[Start]

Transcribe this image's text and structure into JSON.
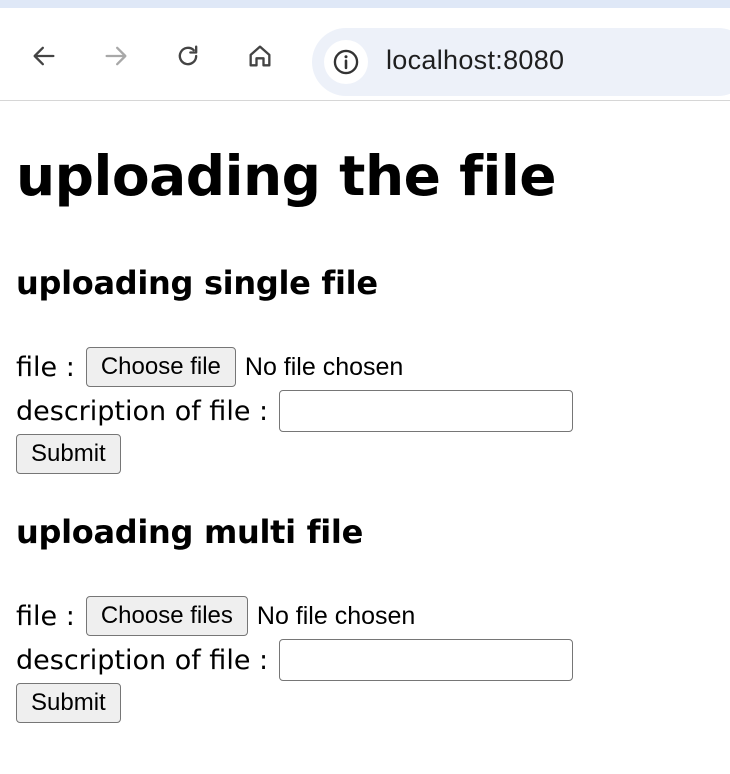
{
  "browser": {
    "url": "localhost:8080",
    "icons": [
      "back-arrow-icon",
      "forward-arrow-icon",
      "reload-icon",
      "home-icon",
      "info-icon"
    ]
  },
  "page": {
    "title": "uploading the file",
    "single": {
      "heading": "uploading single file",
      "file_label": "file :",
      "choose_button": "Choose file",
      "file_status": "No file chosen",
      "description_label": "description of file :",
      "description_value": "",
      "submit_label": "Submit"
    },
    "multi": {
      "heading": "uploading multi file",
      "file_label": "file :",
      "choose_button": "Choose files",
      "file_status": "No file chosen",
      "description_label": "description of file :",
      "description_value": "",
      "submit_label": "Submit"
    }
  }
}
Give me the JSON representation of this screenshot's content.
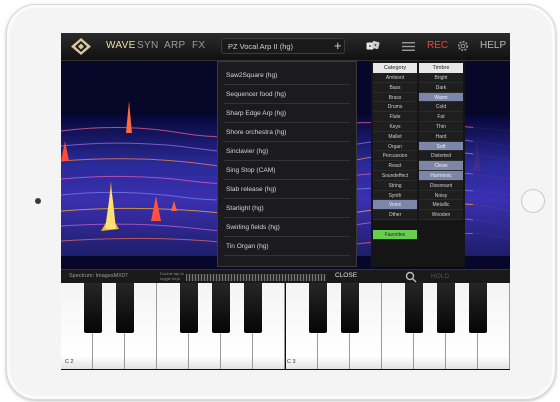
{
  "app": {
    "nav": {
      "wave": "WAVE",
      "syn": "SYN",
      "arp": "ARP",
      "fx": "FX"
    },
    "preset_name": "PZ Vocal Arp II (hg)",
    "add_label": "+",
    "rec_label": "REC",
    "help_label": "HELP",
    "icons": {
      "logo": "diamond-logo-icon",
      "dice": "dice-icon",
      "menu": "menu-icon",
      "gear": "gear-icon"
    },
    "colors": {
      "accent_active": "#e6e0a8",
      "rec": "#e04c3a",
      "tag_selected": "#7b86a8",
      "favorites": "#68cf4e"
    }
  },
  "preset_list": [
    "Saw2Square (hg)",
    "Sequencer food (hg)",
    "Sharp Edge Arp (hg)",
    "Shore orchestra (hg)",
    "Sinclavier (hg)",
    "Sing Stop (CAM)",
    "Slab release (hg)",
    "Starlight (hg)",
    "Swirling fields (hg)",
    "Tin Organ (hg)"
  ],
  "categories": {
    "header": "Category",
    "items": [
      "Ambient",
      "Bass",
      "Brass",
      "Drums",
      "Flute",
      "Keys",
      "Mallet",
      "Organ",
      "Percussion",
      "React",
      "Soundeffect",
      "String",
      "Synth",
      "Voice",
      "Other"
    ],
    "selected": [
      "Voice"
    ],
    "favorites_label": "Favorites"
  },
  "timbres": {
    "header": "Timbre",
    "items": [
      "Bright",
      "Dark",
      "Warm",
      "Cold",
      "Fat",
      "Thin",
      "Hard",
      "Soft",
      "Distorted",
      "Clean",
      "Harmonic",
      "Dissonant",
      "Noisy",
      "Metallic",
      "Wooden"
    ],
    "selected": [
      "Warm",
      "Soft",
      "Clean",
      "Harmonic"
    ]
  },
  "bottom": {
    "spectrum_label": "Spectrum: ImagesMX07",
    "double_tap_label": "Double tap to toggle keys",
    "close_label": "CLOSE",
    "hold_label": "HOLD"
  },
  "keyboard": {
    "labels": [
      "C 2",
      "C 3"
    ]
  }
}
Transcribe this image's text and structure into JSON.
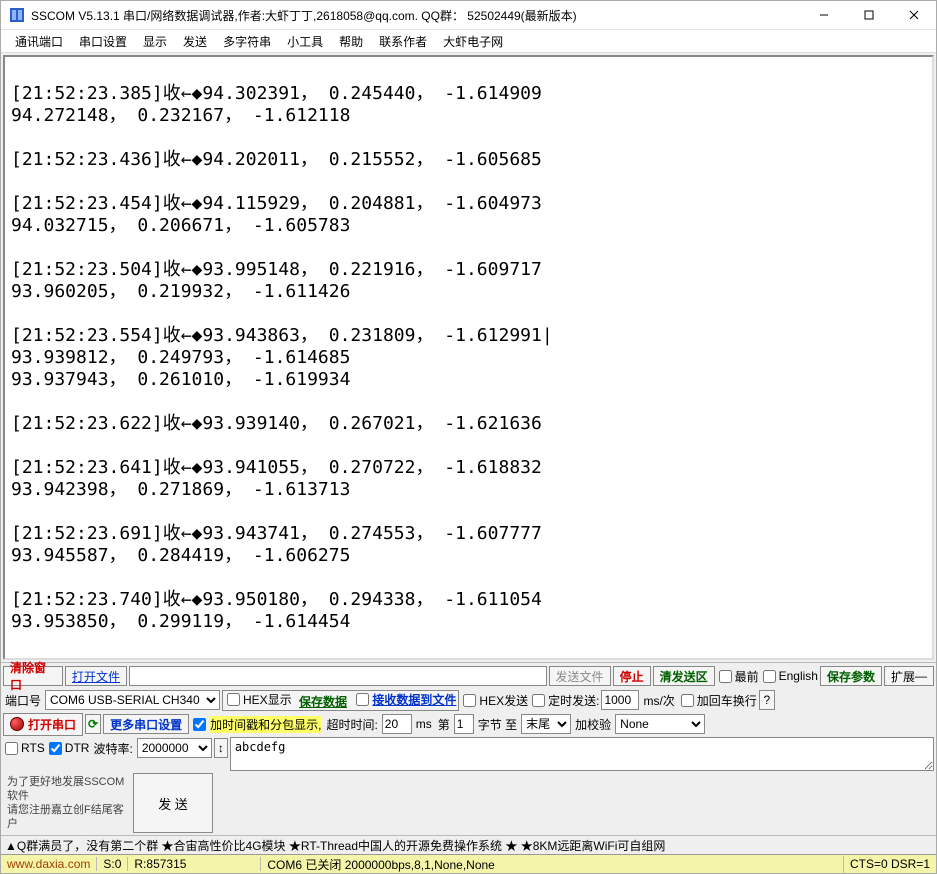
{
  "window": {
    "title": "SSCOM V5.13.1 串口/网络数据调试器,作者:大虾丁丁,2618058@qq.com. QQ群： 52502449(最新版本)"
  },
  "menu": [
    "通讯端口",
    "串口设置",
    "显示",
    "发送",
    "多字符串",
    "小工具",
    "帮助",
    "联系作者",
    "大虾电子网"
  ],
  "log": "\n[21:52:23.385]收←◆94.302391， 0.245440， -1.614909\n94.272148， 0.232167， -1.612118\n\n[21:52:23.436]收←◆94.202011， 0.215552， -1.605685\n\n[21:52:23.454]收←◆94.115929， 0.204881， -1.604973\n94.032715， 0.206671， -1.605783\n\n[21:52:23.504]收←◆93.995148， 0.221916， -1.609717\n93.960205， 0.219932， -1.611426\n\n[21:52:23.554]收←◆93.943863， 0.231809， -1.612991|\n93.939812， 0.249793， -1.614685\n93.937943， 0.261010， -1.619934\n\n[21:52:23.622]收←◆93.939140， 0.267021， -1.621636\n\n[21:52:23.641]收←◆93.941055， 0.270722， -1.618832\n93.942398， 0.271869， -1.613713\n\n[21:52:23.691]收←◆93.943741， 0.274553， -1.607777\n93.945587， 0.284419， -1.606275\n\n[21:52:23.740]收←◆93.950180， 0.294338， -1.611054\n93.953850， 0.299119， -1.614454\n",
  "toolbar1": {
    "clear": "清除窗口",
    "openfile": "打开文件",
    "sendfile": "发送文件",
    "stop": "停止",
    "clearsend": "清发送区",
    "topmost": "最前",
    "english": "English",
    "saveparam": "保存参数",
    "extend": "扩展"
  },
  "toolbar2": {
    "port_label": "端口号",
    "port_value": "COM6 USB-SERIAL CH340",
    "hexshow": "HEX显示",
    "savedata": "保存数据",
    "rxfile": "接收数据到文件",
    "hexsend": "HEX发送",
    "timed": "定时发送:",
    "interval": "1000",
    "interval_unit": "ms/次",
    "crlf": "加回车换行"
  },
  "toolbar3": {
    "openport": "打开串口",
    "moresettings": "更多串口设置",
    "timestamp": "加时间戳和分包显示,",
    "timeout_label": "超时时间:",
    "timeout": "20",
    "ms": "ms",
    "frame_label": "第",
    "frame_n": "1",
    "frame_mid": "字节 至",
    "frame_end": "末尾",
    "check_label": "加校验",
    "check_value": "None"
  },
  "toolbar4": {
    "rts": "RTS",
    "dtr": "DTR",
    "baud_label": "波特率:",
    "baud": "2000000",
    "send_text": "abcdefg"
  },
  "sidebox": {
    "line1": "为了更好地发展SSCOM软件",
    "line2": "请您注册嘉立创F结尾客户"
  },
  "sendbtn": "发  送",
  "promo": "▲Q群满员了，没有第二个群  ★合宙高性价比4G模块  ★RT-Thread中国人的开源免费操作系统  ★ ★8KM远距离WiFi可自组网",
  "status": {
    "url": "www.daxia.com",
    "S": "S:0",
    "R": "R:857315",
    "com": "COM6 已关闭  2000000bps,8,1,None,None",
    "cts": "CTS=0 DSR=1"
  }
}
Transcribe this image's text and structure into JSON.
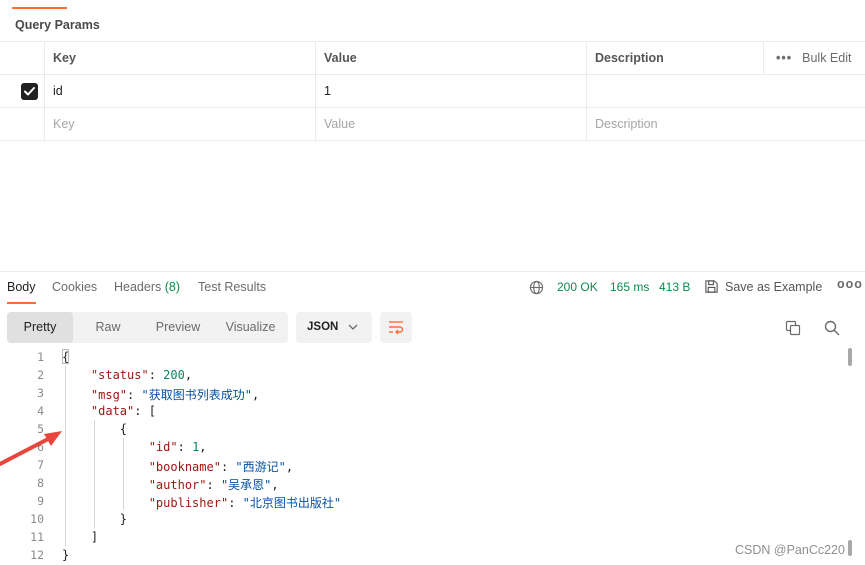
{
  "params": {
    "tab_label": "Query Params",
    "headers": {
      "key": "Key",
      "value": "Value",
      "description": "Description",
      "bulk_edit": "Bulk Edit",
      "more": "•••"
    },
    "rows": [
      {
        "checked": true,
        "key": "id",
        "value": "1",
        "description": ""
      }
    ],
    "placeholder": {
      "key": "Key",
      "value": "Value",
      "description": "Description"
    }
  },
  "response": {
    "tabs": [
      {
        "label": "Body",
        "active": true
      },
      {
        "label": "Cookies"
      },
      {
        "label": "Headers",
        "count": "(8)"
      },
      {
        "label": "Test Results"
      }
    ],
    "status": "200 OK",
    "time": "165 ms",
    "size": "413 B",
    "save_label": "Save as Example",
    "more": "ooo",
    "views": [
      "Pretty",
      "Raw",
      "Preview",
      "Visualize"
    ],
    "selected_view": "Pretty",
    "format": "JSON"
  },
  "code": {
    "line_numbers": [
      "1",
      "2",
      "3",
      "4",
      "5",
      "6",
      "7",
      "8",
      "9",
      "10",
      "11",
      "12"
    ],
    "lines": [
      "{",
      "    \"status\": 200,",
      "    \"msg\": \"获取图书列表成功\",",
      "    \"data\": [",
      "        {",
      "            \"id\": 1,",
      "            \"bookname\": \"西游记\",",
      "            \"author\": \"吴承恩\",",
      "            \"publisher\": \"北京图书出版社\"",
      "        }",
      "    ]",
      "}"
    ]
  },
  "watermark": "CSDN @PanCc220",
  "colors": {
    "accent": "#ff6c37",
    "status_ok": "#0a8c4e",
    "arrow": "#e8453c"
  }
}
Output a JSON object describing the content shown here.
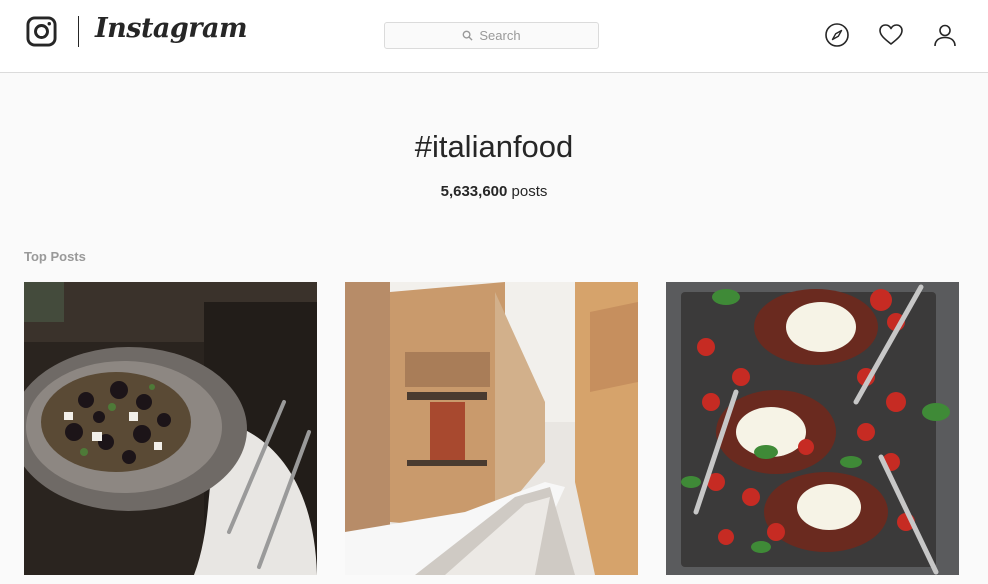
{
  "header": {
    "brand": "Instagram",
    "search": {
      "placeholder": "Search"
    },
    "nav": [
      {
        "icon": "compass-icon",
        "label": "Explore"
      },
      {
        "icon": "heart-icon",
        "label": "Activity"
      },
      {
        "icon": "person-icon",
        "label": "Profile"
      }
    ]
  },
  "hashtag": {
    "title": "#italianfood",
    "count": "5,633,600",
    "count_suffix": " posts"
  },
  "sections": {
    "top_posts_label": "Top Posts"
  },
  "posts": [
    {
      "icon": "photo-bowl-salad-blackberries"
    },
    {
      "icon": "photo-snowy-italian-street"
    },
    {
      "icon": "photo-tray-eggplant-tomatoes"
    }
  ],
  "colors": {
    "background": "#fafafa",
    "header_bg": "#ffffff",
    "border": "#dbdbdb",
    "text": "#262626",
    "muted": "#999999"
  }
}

[End]

> **Set exercise**
Where a line holds "single", copy that line.

> **Output for this task**
    "single": {
      "heading": "uploading single file",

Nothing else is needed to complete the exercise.